Each record that follows is to be transcribed exactly, excluding its images.
━━━━━ Supplied entries
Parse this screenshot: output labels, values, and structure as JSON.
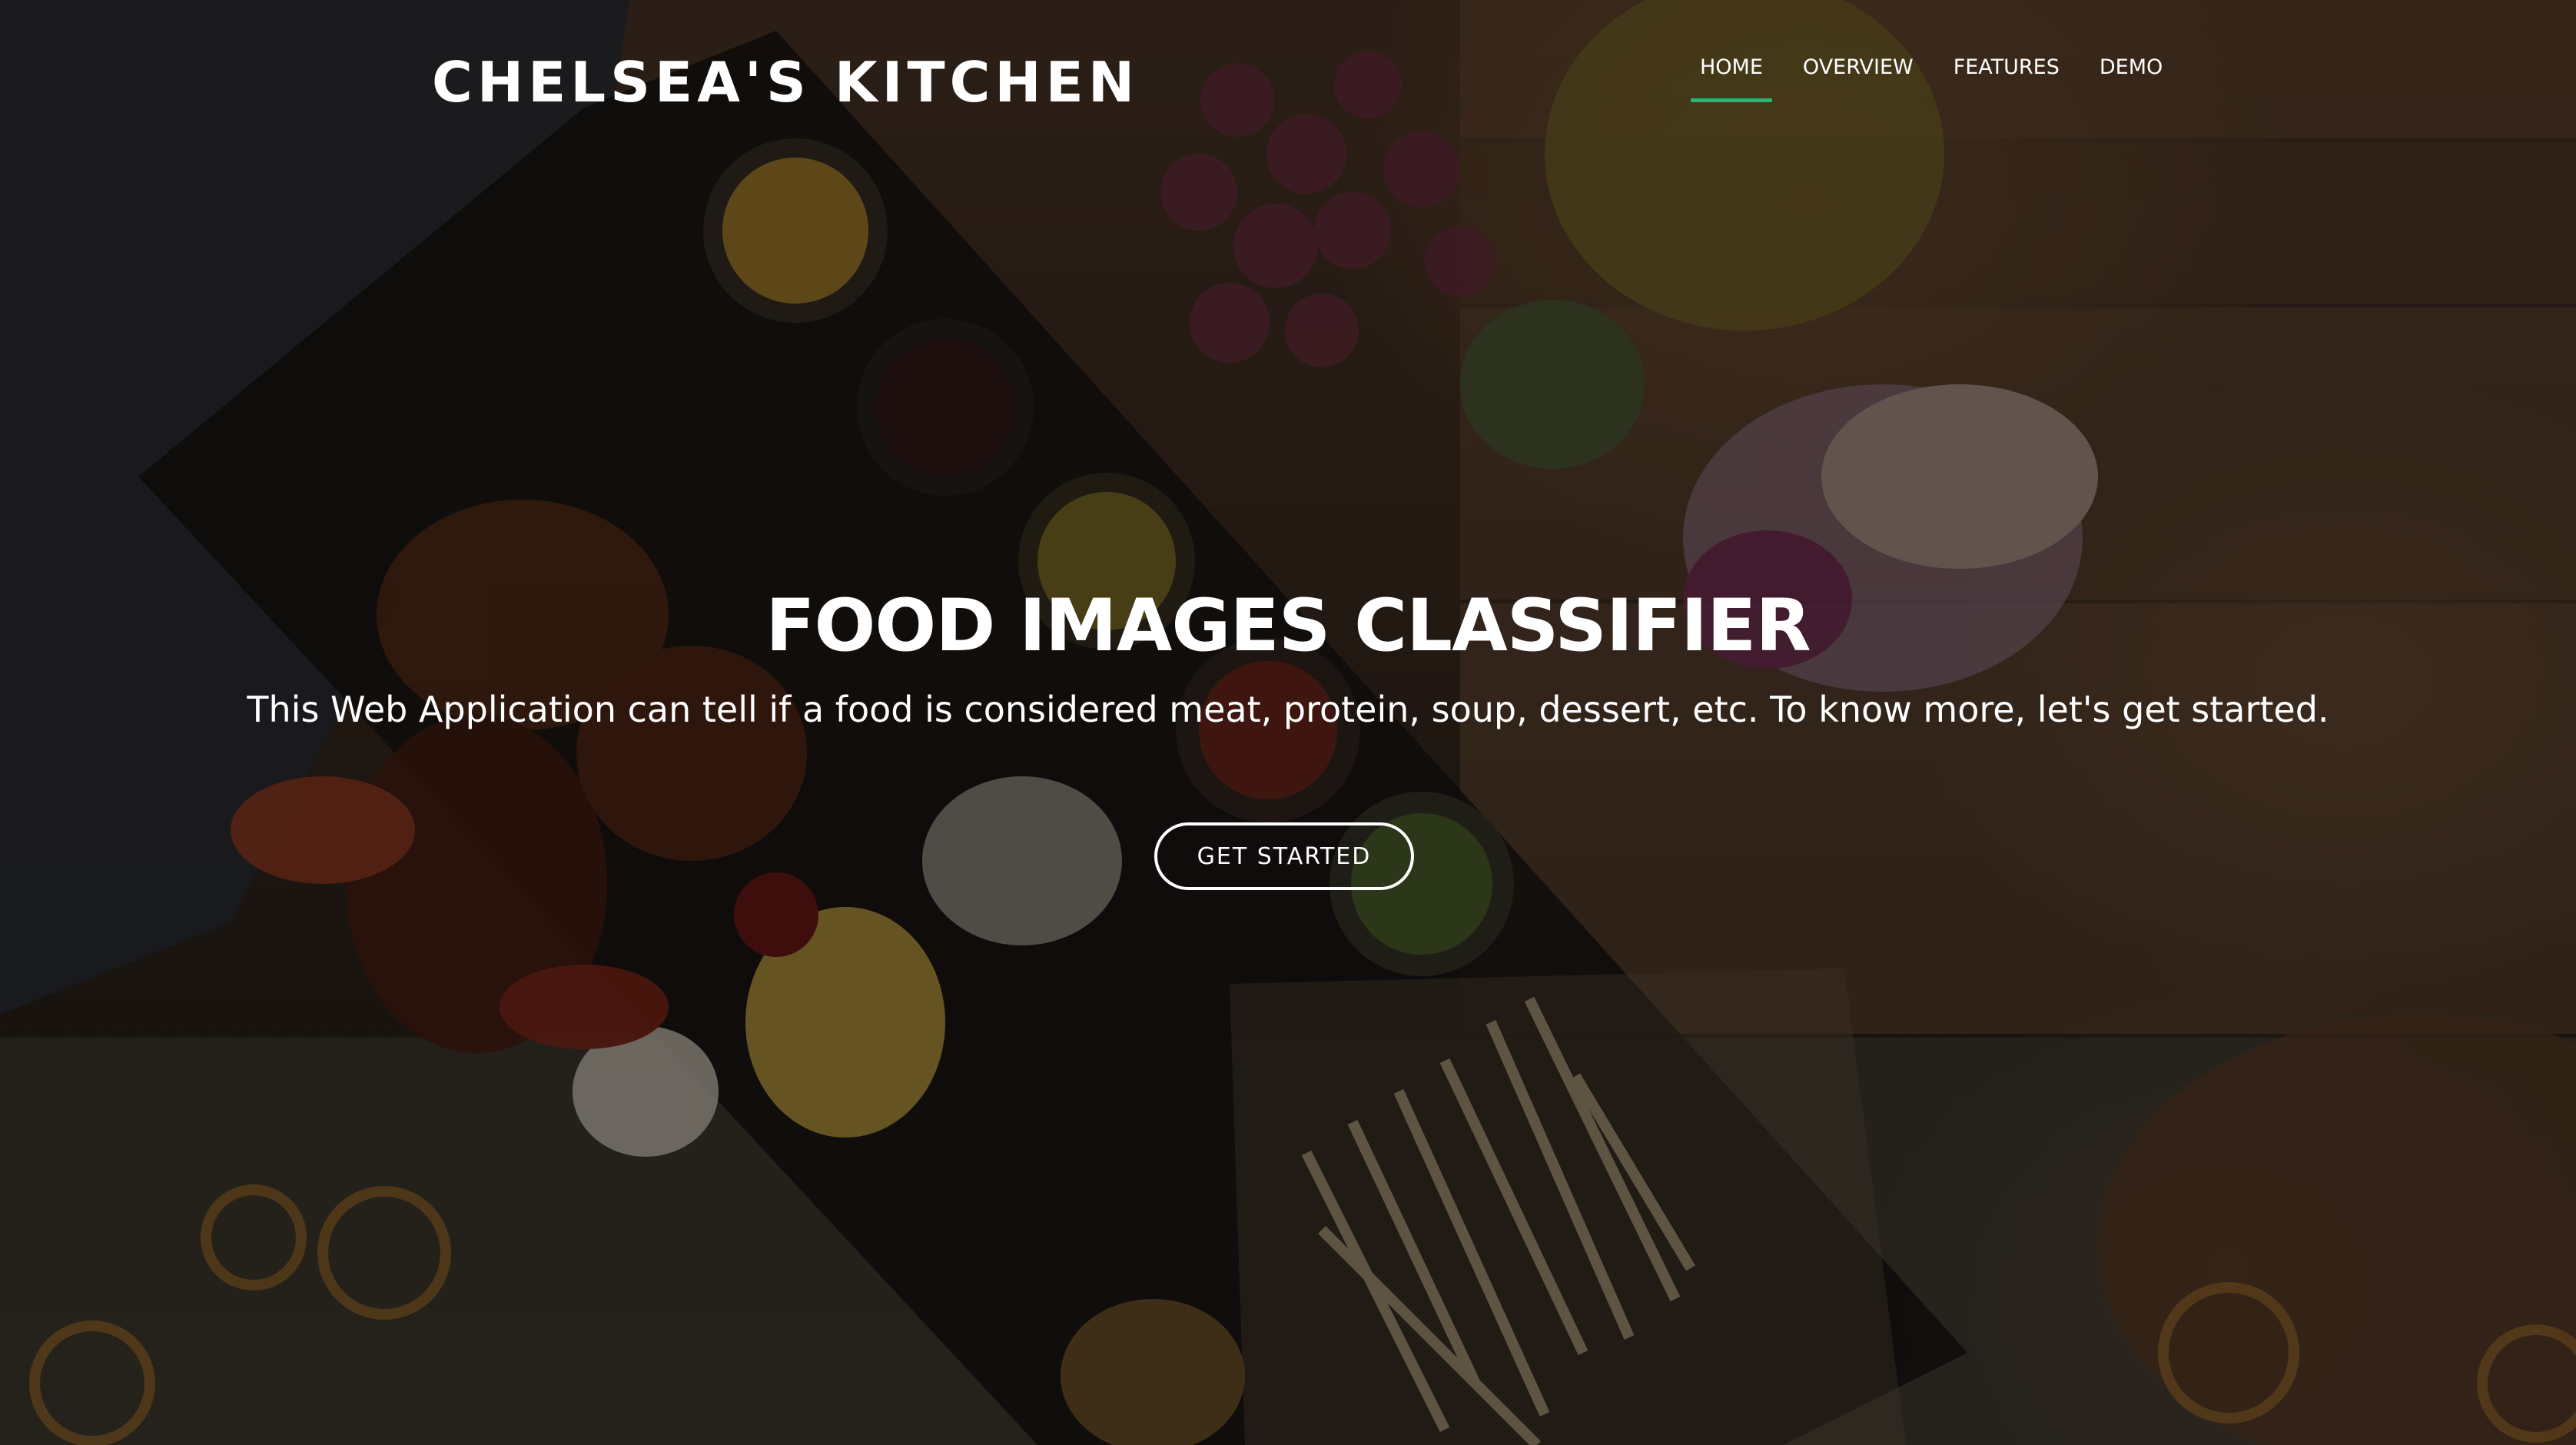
{
  "header": {
    "brand": "CHELSEA'S KITCHEN",
    "nav": [
      {
        "label": "HOME",
        "active": true
      },
      {
        "label": "OVERVIEW",
        "active": false
      },
      {
        "label": "FEATURES",
        "active": false
      },
      {
        "label": "DEMO",
        "active": false
      }
    ]
  },
  "hero": {
    "title": "FOOD IMAGES CLASSIFIER",
    "subtitle": "This Web Application can tell if a food is considered meat, protein, soup, dessert, etc. To know more, let's get started.",
    "cta_label": "GET STARTED",
    "background_image": "food-table-photo"
  },
  "colors": {
    "accent": "#2bb673",
    "text": "#ffffff",
    "overlay": "rgba(0,0,0,0.42)"
  }
}
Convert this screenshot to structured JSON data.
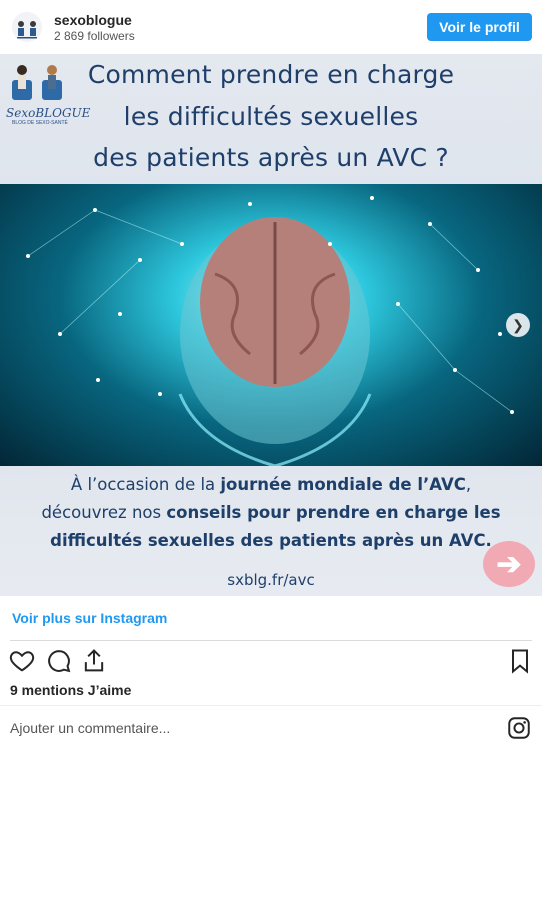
{
  "header": {
    "username": "sexoblogue",
    "followers": "2 869 followers",
    "profile_button": "Voir le profil"
  },
  "post": {
    "logo_text": "SexoBLOGUE",
    "logo_sub": "BLOG DE SEXO-SANTÉ",
    "title_lines": [
      "Comment prendre en charge",
      "les difficultés sexuelles",
      "des patients après un AVC ?"
    ],
    "caption_line1_normal": "À l’occasion de la ",
    "caption_line1_bold": "journée mondiale de l’AVC",
    "caption_line1_end": ",",
    "caption_line2_normal": "découvrez nos ",
    "caption_line2_bold": "conseils pour prendre en charge les",
    "caption_line3_bold": "difficultés sexuelles des patients après un AVC.",
    "url": "sxblg.fr/avc",
    "next_small_icon": "chevron-right-icon",
    "next_big_icon": "arrow-right-icon",
    "colors": {
      "title": "#1f3f6b",
      "accent_pink": "#f1a9b4",
      "brain_glow": "#2dc7dd"
    }
  },
  "footer": {
    "more_link": "Voir plus sur Instagram",
    "likes": "9 mentions J’aime",
    "comment_placeholder": "Ajouter un commentaire...",
    "action_icons": [
      "heart-icon",
      "comment-icon",
      "share-icon",
      "bookmark-icon",
      "instagram-icon"
    ],
    "link_color": "#1f98f2"
  }
}
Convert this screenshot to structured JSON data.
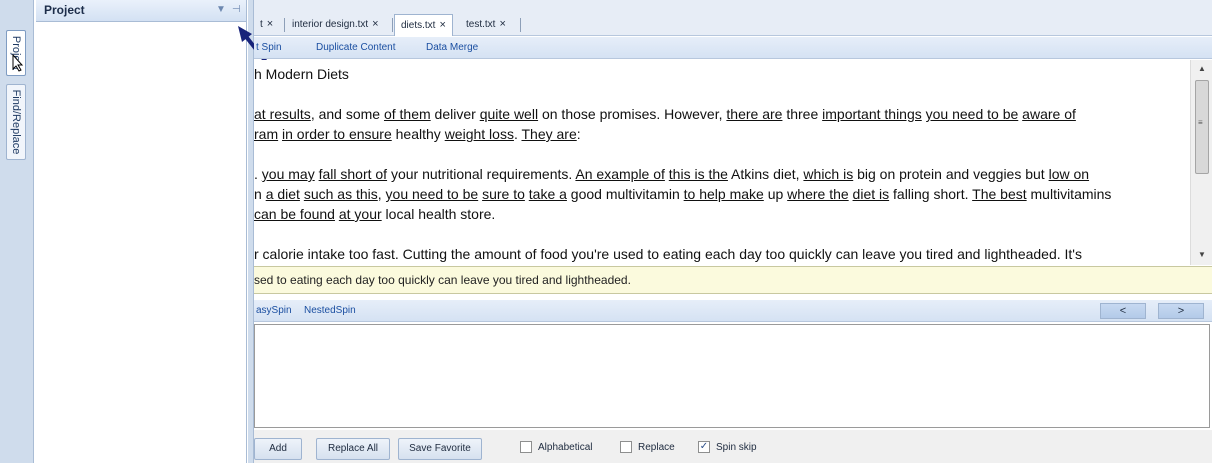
━━━━━━━━━━
Final answer
Parse this screenshot: output labels, values, and structure as JSON.
{
  "header": {
    "brand": "CHELSEA'S KITCHEN",
    "nav": [
      {
        "label": "HOME",
        "active": true
      },
      {
        "label": "OVERVIEW",
        "active": false
      },
      {
        "label": "FEATURES",
        "active": false
      },
      {
        "label": "DEMO",
        "active": false
      }
    ]
  },
  "hero": {
    "title": "FOOD IMAGES CLASSIFIER",
    "subtitle": "This Web Application can tell if a food is considered meat, protein, soup, dessert, etc. To know more, let's get started.",
    "cta_label": "GET STARTED",
    "background_image": "food-table-photo"
  },
  "colors": {
    "accent": "#2bb673",
    "text": "#ffffff",
    "overlay": "rgba(0,0,0,0.42)"
  }
}
Convert this screenshot to structured JSON data.
{
  "header": {
    "username": "sexoblogue",
    "followers": "2 869 followers",
    "profile_button": "Voir le profil"
  },
  "post": {
    "logo_text": "SexoBLOGUE",
    "logo_sub": "BLOG DE SEXO-SANTÉ",
    "title_lines": [
      "Comment prendre en charge",
      "les difficultés sexuelles",
      "des patients après un AVC ?"
    ],
    "caption_line1_normal": "À l’occasion de la ",
    "caption_line1_bold": "journée mondiale de l’AVC",
    "caption_line1_end": ",",
    "caption_line2_normal": "découvrez nos ",
    "caption_line2_bold": "conseils pour prendre en charge les",
    "caption_line3_bold": "difficultés sexuelles des patients après un AVC.",
    "url": "sxblg.fr/avc",
    "next_small_icon": "chevron-right-icon",
    "next_big_icon": "arrow-right-icon",
    "colors": {
      "title": "#1f3f6b",
      "accent_pink": "#f1a9b4",
      "brain_glow": "#2dc7dd"
    }
  },
  "footer": {
    "more_link": "Voir plus sur Instagram",
    "likes": "9 mentions J’aime",
    "comment_placeholder": "Ajouter un commentaire...",
    "action_icons": [
      "heart-icon",
      "comment-icon",
      "share-icon",
      "bookmark-icon",
      "instagram-icon"
    ],
    "link_color": "#1f98f2"
  }
}
Convert this screenshot to structured JSON data.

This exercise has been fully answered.